## Aim
Can you transcribe the data exactly? Leave the pictures out.
--- start of Given records ---
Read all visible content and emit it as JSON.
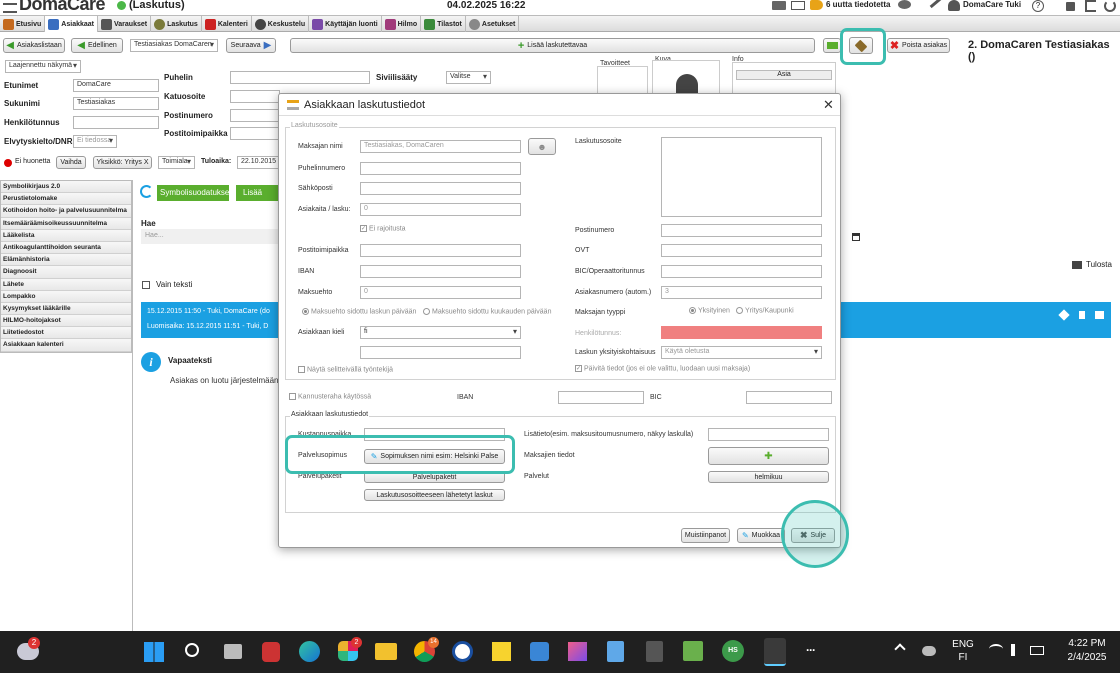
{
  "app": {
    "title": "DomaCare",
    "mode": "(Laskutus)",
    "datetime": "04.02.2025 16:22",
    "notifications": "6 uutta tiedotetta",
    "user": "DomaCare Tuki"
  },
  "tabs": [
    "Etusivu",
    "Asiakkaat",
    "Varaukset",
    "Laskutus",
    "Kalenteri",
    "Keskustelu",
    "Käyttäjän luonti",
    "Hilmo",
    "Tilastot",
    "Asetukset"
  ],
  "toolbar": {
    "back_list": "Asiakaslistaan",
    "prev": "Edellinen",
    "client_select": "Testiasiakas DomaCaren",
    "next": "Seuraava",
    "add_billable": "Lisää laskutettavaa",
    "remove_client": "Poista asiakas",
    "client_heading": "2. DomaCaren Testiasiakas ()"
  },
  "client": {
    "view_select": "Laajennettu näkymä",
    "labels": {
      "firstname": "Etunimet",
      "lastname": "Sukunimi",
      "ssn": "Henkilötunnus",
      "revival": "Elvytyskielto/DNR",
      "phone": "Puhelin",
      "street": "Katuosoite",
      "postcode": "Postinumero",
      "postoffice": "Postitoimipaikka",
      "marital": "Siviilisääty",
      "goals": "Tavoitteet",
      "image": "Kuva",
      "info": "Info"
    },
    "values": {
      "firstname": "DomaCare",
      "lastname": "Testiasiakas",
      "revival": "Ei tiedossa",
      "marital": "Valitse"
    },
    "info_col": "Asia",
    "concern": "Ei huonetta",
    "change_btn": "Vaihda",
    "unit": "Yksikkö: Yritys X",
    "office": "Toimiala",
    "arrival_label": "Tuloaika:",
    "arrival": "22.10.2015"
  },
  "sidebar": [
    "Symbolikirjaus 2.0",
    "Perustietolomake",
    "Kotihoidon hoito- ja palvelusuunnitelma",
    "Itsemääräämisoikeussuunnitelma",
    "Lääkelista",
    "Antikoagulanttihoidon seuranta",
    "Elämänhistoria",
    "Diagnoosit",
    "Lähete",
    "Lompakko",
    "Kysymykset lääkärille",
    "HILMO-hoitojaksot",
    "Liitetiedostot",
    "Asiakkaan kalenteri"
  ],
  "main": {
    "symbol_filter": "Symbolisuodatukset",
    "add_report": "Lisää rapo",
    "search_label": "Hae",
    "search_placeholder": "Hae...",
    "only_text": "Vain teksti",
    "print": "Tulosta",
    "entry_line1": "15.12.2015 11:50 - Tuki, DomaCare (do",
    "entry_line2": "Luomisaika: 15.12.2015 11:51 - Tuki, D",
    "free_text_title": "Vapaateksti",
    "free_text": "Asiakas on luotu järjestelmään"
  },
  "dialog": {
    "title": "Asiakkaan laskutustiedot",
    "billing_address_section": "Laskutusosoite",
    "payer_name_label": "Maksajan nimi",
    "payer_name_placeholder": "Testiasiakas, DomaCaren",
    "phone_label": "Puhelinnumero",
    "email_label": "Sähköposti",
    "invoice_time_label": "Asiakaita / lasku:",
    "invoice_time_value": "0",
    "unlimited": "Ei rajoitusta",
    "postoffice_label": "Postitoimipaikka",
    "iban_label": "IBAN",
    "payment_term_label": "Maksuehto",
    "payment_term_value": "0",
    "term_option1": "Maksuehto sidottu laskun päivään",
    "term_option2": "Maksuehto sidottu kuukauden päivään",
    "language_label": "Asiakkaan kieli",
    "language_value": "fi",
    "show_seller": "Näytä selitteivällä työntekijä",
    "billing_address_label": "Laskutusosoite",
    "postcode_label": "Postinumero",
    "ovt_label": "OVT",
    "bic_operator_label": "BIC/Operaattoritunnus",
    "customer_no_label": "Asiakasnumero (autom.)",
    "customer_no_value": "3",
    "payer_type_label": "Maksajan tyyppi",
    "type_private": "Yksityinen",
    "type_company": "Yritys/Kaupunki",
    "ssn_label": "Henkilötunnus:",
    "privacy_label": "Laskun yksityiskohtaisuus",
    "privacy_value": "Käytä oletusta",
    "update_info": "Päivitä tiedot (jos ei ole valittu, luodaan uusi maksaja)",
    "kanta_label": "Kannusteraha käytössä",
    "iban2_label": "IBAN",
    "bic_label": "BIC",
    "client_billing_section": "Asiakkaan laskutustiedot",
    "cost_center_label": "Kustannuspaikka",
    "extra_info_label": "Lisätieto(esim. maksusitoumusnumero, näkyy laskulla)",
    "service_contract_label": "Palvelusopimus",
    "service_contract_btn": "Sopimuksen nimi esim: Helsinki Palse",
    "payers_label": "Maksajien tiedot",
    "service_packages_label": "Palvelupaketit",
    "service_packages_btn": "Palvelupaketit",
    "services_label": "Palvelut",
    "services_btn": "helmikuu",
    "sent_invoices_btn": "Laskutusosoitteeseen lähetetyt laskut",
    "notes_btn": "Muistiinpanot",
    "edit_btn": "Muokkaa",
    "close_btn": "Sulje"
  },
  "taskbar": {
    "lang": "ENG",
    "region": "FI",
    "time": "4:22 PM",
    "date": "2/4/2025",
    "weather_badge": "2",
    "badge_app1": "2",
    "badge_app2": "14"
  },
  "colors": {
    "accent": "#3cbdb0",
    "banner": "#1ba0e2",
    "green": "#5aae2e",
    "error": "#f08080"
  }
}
--- end of Given records ---
## In response
Read all visible content and emit it as JSON.
{
  "app": {
    "title": "DomaCare",
    "mode": "(Laskutus)",
    "datetime": "04.02.2025 16:22",
    "notifications": "6 uutta tiedotetta",
    "user": "DomaCare Tuki"
  },
  "tabs": [
    "Etusivu",
    "Asiakkaat",
    "Varaukset",
    "Laskutus",
    "Kalenteri",
    "Keskustelu",
    "Käyttäjän luonti",
    "Hilmo",
    "Tilastot",
    "Asetukset"
  ],
  "toolbar": {
    "back_list": "Asiakaslistaan",
    "prev": "Edellinen",
    "client_select": "Testiasiakas DomaCaren",
    "next": "Seuraava",
    "add_billable": "Lisää laskutettavaa",
    "remove_client": "Poista asiakas",
    "client_heading": "2. DomaCaren Testiasiakas ()"
  },
  "client": {
    "view_select": "Laajennettu näkymä",
    "labels": {
      "firstname": "Etunimet",
      "lastname": "Sukunimi",
      "ssn": "Henkilötunnus",
      "revival": "Elvytyskielto/DNR",
      "phone": "Puhelin",
      "street": "Katuosoite",
      "postcode": "Postinumero",
      "postoffice": "Postitoimipaikka",
      "marital": "Siviilisääty",
      "goals": "Tavoitteet",
      "image": "Kuva",
      "info": "Info"
    },
    "values": {
      "firstname": "DomaCare",
      "lastname": "Testiasiakas",
      "revival": "Ei tiedossa",
      "marital": "Valitse"
    },
    "info_col": "Asia",
    "concern": "Ei huonetta",
    "change_btn": "Vaihda",
    "unit": "Yksikkö: Yritys X",
    "office": "Toimiala",
    "arrival_label": "Tuloaika:",
    "arrival": "22.10.2015"
  },
  "sidebar": [
    "Symbolikirjaus 2.0",
    "Perustietolomake",
    "Kotihoidon hoito- ja palvelusuunnitelma",
    "Itsemääräämisoikeussuunnitelma",
    "Lääkelista",
    "Antikoagulanttihoidon seuranta",
    "Elämänhistoria",
    "Diagnoosit",
    "Lähete",
    "Lompakko",
    "Kysymykset lääkärille",
    "HILMO-hoitojaksot",
    "Liitetiedostot",
    "Asiakkaan kalenteri"
  ],
  "main": {
    "symbol_filter": "Symbolisuodatukset",
    "add_report": "Lisää rapo",
    "search_label": "Hae",
    "search_placeholder": "Hae...",
    "only_text": "Vain teksti",
    "print": "Tulosta",
    "entry_line1": "15.12.2015 11:50 - Tuki, DomaCare (do",
    "entry_line2": "Luomisaika: 15.12.2015 11:51 - Tuki, D",
    "free_text_title": "Vapaateksti",
    "free_text": "Asiakas on luotu järjestelmään"
  },
  "dialog": {
    "title": "Asiakkaan laskutustiedot",
    "billing_address_section": "Laskutusosoite",
    "payer_name_label": "Maksajan nimi",
    "payer_name_placeholder": "Testiasiakas, DomaCaren",
    "phone_label": "Puhelinnumero",
    "email_label": "Sähköposti",
    "invoice_time_label": "Asiakaita / lasku:",
    "invoice_time_value": "0",
    "unlimited": "Ei rajoitusta",
    "postoffice_label": "Postitoimipaikka",
    "iban_label": "IBAN",
    "payment_term_label": "Maksuehto",
    "payment_term_value": "0",
    "term_option1": "Maksuehto sidottu laskun päivään",
    "term_option2": "Maksuehto sidottu kuukauden päivään",
    "language_label": "Asiakkaan kieli",
    "language_value": "fi",
    "show_seller": "Näytä selitteivällä työntekijä",
    "billing_address_label": "Laskutusosoite",
    "postcode_label": "Postinumero",
    "ovt_label": "OVT",
    "bic_operator_label": "BIC/Operaattoritunnus",
    "customer_no_label": "Asiakasnumero (autom.)",
    "customer_no_value": "3",
    "payer_type_label": "Maksajan tyyppi",
    "type_private": "Yksityinen",
    "type_company": "Yritys/Kaupunki",
    "ssn_label": "Henkilötunnus:",
    "privacy_label": "Laskun yksityiskohtaisuus",
    "privacy_value": "Käytä oletusta",
    "update_info": "Päivitä tiedot (jos ei ole valittu, luodaan uusi maksaja)",
    "kanta_label": "Kannusteraha käytössä",
    "iban2_label": "IBAN",
    "bic_label": "BIC",
    "client_billing_section": "Asiakkaan laskutustiedot",
    "cost_center_label": "Kustannuspaikka",
    "extra_info_label": "Lisätieto(esim. maksusitoumusnumero, näkyy laskulla)",
    "service_contract_label": "Palvelusopimus",
    "service_contract_btn": "Sopimuksen nimi esim: Helsinki Palse",
    "payers_label": "Maksajien tiedot",
    "service_packages_label": "Palvelupaketit",
    "service_packages_btn": "Palvelupaketit",
    "services_label": "Palvelut",
    "services_btn": "helmikuu",
    "sent_invoices_btn": "Laskutusosoitteeseen lähetetyt laskut",
    "notes_btn": "Muistiinpanot",
    "edit_btn": "Muokkaa",
    "close_btn": "Sulje"
  },
  "taskbar": {
    "lang": "ENG",
    "region": "FI",
    "time": "4:22 PM",
    "date": "2/4/2025",
    "weather_badge": "2",
    "badge_app1": "2",
    "badge_app2": "14"
  },
  "colors": {
    "accent": "#3cbdb0",
    "banner": "#1ba0e2",
    "green": "#5aae2e",
    "error": "#f08080"
  }
}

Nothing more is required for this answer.